------ Provided records ------

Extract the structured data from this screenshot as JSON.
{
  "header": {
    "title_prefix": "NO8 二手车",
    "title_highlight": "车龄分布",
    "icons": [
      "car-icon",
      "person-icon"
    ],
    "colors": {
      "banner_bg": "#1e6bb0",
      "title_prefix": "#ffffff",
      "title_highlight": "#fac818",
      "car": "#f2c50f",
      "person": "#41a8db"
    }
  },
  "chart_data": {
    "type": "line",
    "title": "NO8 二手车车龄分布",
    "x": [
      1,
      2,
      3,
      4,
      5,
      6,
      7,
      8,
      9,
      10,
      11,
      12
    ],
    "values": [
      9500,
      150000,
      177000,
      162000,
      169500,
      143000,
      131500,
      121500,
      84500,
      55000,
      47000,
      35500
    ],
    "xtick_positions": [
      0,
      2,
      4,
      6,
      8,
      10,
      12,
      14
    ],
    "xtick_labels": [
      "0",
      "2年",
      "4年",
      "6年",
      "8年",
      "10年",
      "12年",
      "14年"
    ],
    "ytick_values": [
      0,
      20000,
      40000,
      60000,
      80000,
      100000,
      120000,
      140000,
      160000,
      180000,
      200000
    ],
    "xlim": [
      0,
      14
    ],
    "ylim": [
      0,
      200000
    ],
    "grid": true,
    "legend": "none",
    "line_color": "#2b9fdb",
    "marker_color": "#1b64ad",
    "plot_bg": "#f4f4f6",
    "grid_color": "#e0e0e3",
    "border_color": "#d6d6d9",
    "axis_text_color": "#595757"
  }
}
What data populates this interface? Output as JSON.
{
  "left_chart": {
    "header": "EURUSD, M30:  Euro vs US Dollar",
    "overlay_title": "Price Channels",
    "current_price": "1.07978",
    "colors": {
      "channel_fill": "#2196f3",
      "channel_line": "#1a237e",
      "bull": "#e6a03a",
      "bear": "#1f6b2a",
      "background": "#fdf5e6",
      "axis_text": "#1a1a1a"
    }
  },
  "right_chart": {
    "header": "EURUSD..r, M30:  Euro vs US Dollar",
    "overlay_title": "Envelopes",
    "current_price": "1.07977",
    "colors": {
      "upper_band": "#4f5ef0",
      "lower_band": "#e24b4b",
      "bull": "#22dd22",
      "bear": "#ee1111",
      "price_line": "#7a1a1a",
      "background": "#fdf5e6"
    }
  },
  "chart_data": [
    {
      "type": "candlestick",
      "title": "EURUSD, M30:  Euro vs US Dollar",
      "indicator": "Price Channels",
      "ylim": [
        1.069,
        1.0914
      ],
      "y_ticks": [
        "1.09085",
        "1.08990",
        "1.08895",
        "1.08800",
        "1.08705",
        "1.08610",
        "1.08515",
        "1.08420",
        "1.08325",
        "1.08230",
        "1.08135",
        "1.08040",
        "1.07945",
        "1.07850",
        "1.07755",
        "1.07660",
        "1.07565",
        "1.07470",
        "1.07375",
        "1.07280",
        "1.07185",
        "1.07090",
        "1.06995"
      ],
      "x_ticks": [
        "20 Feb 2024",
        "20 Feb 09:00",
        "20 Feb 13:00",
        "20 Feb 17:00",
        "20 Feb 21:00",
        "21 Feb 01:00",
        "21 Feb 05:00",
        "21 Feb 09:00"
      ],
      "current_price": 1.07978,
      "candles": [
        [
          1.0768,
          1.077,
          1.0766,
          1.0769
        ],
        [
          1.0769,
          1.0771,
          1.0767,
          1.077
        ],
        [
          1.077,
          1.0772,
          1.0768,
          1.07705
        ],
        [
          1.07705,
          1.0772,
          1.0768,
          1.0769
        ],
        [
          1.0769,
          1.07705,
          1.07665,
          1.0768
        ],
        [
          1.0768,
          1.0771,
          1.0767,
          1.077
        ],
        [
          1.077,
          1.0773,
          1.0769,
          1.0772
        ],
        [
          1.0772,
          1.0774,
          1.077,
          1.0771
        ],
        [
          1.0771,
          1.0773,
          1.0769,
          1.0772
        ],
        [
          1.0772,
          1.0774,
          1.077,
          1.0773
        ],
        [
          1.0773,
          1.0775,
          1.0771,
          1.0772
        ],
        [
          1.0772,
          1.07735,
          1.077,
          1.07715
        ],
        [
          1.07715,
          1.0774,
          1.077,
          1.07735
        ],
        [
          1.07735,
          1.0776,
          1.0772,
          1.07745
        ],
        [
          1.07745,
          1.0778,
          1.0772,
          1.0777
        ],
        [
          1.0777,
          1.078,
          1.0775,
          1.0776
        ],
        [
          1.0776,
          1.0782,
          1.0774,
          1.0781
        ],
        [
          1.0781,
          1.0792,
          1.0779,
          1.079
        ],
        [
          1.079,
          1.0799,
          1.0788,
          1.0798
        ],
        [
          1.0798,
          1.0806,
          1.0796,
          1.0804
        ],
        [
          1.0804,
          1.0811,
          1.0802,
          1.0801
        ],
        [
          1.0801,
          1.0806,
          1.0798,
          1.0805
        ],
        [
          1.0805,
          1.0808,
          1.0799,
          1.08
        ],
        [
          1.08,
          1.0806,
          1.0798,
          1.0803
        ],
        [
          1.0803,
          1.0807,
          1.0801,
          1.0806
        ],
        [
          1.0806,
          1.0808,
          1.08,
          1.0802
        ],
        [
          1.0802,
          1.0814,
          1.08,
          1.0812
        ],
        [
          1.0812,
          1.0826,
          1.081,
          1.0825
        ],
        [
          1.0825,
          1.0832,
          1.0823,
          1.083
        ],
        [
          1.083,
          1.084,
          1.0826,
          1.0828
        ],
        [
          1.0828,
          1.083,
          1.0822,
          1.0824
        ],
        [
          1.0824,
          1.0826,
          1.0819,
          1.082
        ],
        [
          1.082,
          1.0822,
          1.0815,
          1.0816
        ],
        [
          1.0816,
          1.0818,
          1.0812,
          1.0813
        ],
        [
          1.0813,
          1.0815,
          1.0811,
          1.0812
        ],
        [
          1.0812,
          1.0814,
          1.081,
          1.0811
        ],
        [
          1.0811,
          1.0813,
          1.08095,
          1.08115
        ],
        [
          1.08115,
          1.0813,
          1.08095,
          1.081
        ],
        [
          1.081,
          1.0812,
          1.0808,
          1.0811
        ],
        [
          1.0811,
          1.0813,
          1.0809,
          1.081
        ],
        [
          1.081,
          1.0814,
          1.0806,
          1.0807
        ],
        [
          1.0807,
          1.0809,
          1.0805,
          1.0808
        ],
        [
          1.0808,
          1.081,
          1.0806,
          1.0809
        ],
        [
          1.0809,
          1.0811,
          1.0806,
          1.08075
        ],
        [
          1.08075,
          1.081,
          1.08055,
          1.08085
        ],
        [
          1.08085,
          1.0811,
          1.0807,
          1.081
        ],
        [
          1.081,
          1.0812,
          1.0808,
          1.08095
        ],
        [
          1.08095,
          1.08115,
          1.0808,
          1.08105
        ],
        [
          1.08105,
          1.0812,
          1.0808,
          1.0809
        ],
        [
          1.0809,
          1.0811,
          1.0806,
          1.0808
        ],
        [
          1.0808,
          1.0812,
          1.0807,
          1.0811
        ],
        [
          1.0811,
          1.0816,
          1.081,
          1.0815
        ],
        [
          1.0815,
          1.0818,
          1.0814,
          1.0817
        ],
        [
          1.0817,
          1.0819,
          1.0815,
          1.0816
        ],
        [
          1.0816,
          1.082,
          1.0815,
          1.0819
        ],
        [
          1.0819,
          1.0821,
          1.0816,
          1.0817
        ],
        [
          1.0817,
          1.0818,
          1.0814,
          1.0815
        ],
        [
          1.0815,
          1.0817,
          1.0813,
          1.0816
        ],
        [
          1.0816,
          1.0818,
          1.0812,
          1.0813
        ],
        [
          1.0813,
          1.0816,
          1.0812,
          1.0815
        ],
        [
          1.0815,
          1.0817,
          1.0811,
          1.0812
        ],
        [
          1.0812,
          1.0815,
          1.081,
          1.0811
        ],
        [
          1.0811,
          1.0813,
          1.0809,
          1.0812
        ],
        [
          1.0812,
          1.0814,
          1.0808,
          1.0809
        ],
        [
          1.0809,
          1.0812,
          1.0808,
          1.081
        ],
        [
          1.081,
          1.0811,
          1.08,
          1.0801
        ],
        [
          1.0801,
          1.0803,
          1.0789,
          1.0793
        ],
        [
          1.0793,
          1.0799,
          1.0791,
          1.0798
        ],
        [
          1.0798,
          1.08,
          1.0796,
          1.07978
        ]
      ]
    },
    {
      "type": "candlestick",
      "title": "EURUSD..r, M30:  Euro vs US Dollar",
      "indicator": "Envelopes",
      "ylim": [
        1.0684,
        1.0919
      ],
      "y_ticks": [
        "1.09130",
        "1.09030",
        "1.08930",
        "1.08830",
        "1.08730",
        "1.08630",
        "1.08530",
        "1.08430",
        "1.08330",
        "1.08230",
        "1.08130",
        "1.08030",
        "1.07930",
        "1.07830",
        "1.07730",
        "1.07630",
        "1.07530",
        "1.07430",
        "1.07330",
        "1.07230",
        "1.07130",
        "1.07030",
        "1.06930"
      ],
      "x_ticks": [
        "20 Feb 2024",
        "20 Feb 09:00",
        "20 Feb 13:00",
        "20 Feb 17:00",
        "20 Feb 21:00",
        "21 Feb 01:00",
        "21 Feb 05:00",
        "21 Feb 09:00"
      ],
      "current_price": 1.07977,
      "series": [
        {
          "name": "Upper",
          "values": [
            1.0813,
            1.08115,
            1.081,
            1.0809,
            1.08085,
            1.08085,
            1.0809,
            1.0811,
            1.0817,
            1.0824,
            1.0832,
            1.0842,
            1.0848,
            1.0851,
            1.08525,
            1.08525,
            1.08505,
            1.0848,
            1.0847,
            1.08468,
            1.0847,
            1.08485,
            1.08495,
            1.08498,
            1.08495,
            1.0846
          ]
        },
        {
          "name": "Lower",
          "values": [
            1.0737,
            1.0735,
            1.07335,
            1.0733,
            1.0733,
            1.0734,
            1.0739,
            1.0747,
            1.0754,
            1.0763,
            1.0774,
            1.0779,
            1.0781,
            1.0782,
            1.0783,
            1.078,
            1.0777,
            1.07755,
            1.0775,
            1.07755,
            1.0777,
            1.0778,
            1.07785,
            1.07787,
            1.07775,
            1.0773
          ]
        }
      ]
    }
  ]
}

------

→ Task directions:
Go through the listing above and pull out each line containing the word "Euro".

→ Response:
    "header": "EURUSD, M30:  Euro vs US Dollar",
    "header": "EURUSD..r, M30:  Euro vs US Dollar",
      "title": "EURUSD, M30:  Euro vs US Dollar",
      "title": "EURUSD..r, M30:  Euro vs US Dollar",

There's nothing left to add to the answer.